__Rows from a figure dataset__
○ ○ ○ ○

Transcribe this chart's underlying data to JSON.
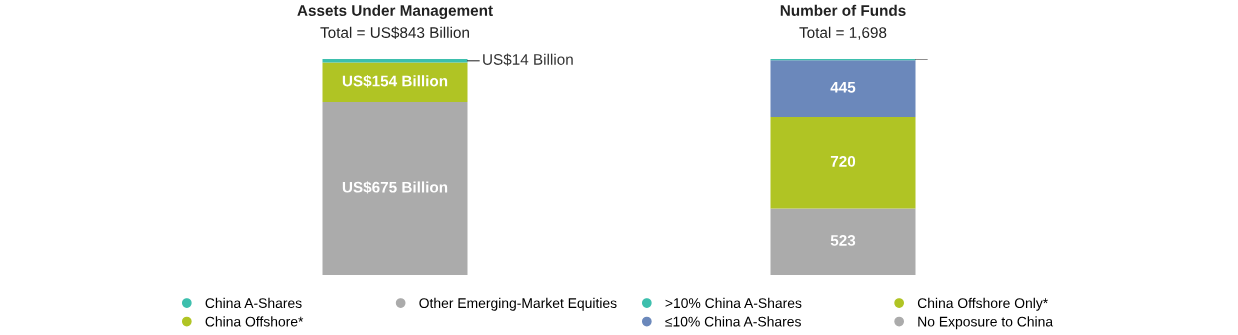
{
  "chart_data": [
    {
      "type": "bar",
      "title": "Assets Under Management",
      "subtitle": "Total = US$843 Billion",
      "stacked": true,
      "categories": [
        null
      ],
      "legend": "bottom",
      "series": [
        {
          "name": "Other Emerging-Market Equities",
          "color": "#ababab",
          "values": [
            675
          ],
          "value_labels": [
            "US$675 Billion"
          ]
        },
        {
          "name": "China Offshore*",
          "color": "#b0c424",
          "values": [
            154
          ],
          "value_labels": [
            "US$154 Billion"
          ]
        },
        {
          "name": "China A-Shares",
          "color": "#3dbfad",
          "values": [
            14
          ],
          "value_labels": [
            "US$14 Billion"
          ]
        }
      ]
    },
    {
      "type": "bar",
      "title": "Number of Funds",
      "subtitle": "Total = 1,698",
      "stacked": true,
      "categories": [
        null
      ],
      "legend": "bottom",
      "series": [
        {
          "name": "No Exposure to China",
          "color": "#ababab",
          "values": [
            523
          ],
          "value_labels": [
            "523"
          ]
        },
        {
          "name": "China Offshore Only*",
          "color": "#b0c424",
          "values": [
            720
          ],
          "value_labels": [
            "720"
          ]
        },
        {
          "name": "≤10% China A-Shares",
          "color": "#6b88bb",
          "values": [
            445
          ],
          "value_labels": [
            "445"
          ]
        },
        {
          "name": ">10% China A-Shares",
          "color": "#3dbfad",
          "values": [
            10
          ],
          "value_labels": [
            null
          ]
        }
      ]
    }
  ]
}
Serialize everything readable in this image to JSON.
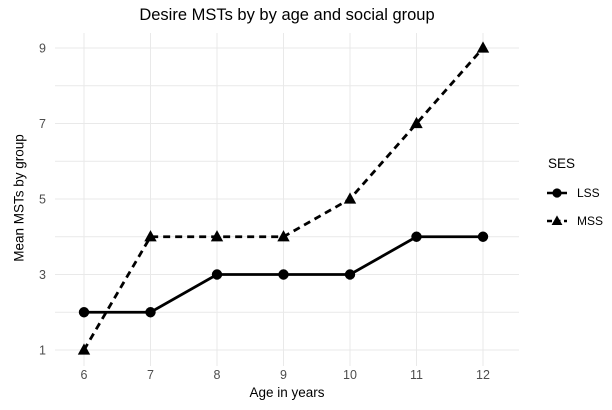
{
  "chart_data": {
    "type": "line",
    "title": "Desire MSTs by by age and social group",
    "xlabel": "Age in years",
    "ylabel": "Mean MSTs by group",
    "legend_title": "SES",
    "legend_position": "right",
    "x": [
      6,
      7,
      8,
      9,
      10,
      11,
      12
    ],
    "series": [
      {
        "name": "LSS",
        "values": [
          2,
          2,
          3,
          3,
          3,
          4,
          4
        ],
        "marker": "circle",
        "linestyle": "solid"
      },
      {
        "name": "MSS",
        "values": [
          1,
          4,
          4,
          4,
          5,
          7,
          9
        ],
        "marker": "triangle",
        "linestyle": "dashed"
      }
    ],
    "xticks": [
      6,
      7,
      8,
      9,
      10,
      11,
      12
    ],
    "yticks": [
      1,
      3,
      5,
      7,
      9
    ],
    "ygrid_values": [
      1,
      2,
      3,
      4,
      5,
      6,
      7,
      8,
      9
    ],
    "xlim": [
      5.56,
      12.54
    ],
    "ylim": [
      0.58,
      9.4
    ],
    "grid": true,
    "colors": {
      "series": "#000000",
      "grid": "#e9e9e9",
      "tick_label": "#4d4d4d",
      "text": "#000000",
      "background": "#ffffff"
    }
  }
}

○ ○ ○ ○

__The request__
Restate the listing above word for word, and skip the pictures.

__Reply__
Transcribe this chart's underlying data to JSON.
{
  "chart_data": [
    {
      "type": "bar",
      "title": "Assets Under Management",
      "subtitle": "Total = US$843 Billion",
      "stacked": true,
      "categories": [
        null
      ],
      "legend": "bottom",
      "series": [
        {
          "name": "Other Emerging-Market Equities",
          "color": "#ababab",
          "values": [
            675
          ],
          "value_labels": [
            "US$675 Billion"
          ]
        },
        {
          "name": "China Offshore*",
          "color": "#b0c424",
          "values": [
            154
          ],
          "value_labels": [
            "US$154 Billion"
          ]
        },
        {
          "name": "China A-Shares",
          "color": "#3dbfad",
          "values": [
            14
          ],
          "value_labels": [
            "US$14 Billion"
          ]
        }
      ]
    },
    {
      "type": "bar",
      "title": "Number of Funds",
      "subtitle": "Total = 1,698",
      "stacked": true,
      "categories": [
        null
      ],
      "legend": "bottom",
      "series": [
        {
          "name": "No Exposure to China",
          "color": "#ababab",
          "values": [
            523
          ],
          "value_labels": [
            "523"
          ]
        },
        {
          "name": "China Offshore Only*",
          "color": "#b0c424",
          "values": [
            720
          ],
          "value_labels": [
            "720"
          ]
        },
        {
          "name": "≤10% China A-Shares",
          "color": "#6b88bb",
          "values": [
            445
          ],
          "value_labels": [
            "445"
          ]
        },
        {
          "name": ">10% China A-Shares",
          "color": "#3dbfad",
          "values": [
            10
          ],
          "value_labels": [
            null
          ]
        }
      ]
    }
  ]
}
Serialize everything readable in this image to JSON.
{
  "chart_data": {
    "type": "line",
    "title": "Desire MSTs by by age and social group",
    "xlabel": "Age in years",
    "ylabel": "Mean MSTs by group",
    "legend_title": "SES",
    "legend_position": "right",
    "x": [
      6,
      7,
      8,
      9,
      10,
      11,
      12
    ],
    "series": [
      {
        "name": "LSS",
        "values": [
          2,
          2,
          3,
          3,
          3,
          4,
          4
        ],
        "marker": "circle",
        "linestyle": "solid"
      },
      {
        "name": "MSS",
        "values": [
          1,
          4,
          4,
          4,
          5,
          7,
          9
        ],
        "marker": "triangle",
        "linestyle": "dashed"
      }
    ],
    "xticks": [
      6,
      7,
      8,
      9,
      10,
      11,
      12
    ],
    "yticks": [
      1,
      3,
      5,
      7,
      9
    ],
    "ygrid_values": [
      1,
      2,
      3,
      4,
      5,
      6,
      7,
      8,
      9
    ],
    "xlim": [
      5.56,
      12.54
    ],
    "ylim": [
      0.58,
      9.4
    ],
    "grid": true,
    "colors": {
      "series": "#000000",
      "grid": "#e9e9e9",
      "tick_label": "#4d4d4d",
      "text": "#000000",
      "background": "#ffffff"
    }
  }
}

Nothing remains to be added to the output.